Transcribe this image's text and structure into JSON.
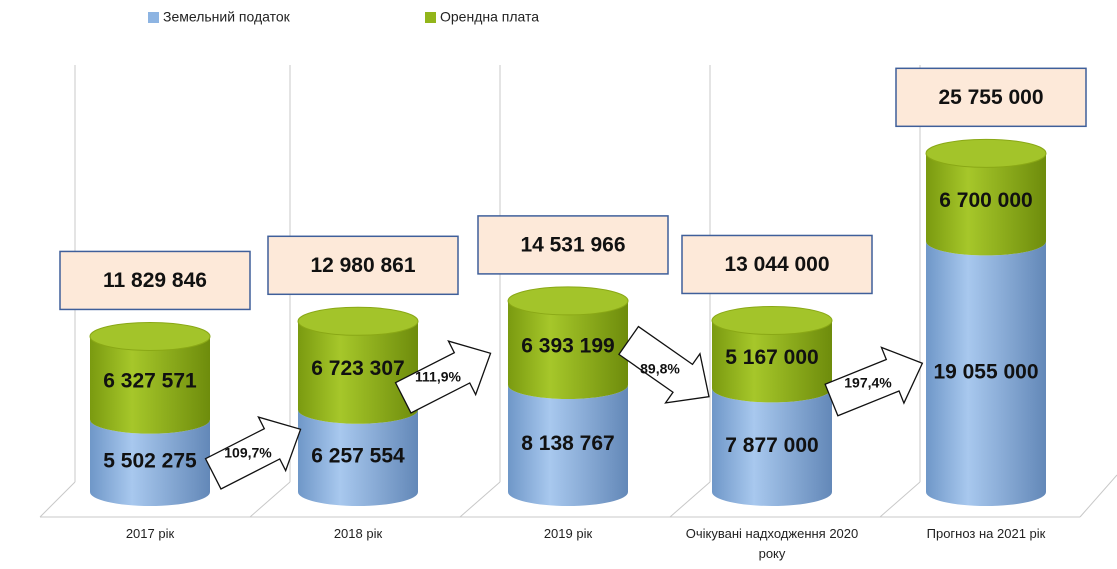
{
  "chart_data": {
    "type": "stacked-cylinder",
    "categories": [
      "2017 рік",
      "2018 рік",
      "2019 рік",
      "Очікувані надходження 2020 року",
      "Прогноз на 2021 рік"
    ],
    "series": [
      {
        "name": "Земельний податок",
        "color": "#8db4e2",
        "values": [
          5502275,
          6257554,
          8138767,
          7877000,
          19055000
        ],
        "value_labels": [
          "5 502 275",
          "6 257 554",
          "8 138 767",
          "7 877 000",
          "19 055 000"
        ]
      },
      {
        "name": "Орендна плата",
        "color": "#92b51a",
        "values": [
          6327571,
          6723307,
          6393199,
          5167000,
          6700000
        ],
        "value_labels": [
          "6 327 571",
          "6 723 307",
          "6 393 199",
          "5 167 000",
          "6 700 000"
        ]
      }
    ],
    "totals": [
      11829846,
      12980861,
      14531966,
      13044000,
      25755000
    ],
    "total_labels": [
      "11 829 846",
      "12 980 861",
      "14 531 966",
      "13 044 000",
      "25 755 000"
    ],
    "changes": [
      109.7,
      111.9,
      89.8,
      197.4
    ],
    "change_labels": [
      "109,7%",
      "111,9%",
      "89,8%",
      "197,4%"
    ]
  }
}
* * * * * * *
**Stated task**
Each entry gets copied exactly; the pictures stay out.

**Answer below**
Transcribe this image's text and structure into JSON.
{
  "chart_data": {
    "type": "stacked-cylinder",
    "categories": [
      "2017 рік",
      "2018 рік",
      "2019 рік",
      "Очікувані надходження 2020 року",
      "Прогноз на 2021 рік"
    ],
    "series": [
      {
        "name": "Земельний податок",
        "color": "#8db4e2",
        "values": [
          5502275,
          6257554,
          8138767,
          7877000,
          19055000
        ],
        "value_labels": [
          "5 502 275",
          "6 257 554",
          "8 138 767",
          "7 877 000",
          "19 055 000"
        ]
      },
      {
        "name": "Орендна плата",
        "color": "#92b51a",
        "values": [
          6327571,
          6723307,
          6393199,
          5167000,
          6700000
        ],
        "value_labels": [
          "6 327 571",
          "6 723 307",
          "6 393 199",
          "5 167 000",
          "6 700 000"
        ]
      }
    ],
    "totals": [
      11829846,
      12980861,
      14531966,
      13044000,
      25755000
    ],
    "total_labels": [
      "11 829 846",
      "12 980 861",
      "14 531 966",
      "13 044 000",
      "25 755 000"
    ],
    "changes": [
      109.7,
      111.9,
      89.8,
      197.4
    ],
    "change_labels": [
      "109,7%",
      "111,9%",
      "89,8%",
      "197,4%"
    ]
  }
}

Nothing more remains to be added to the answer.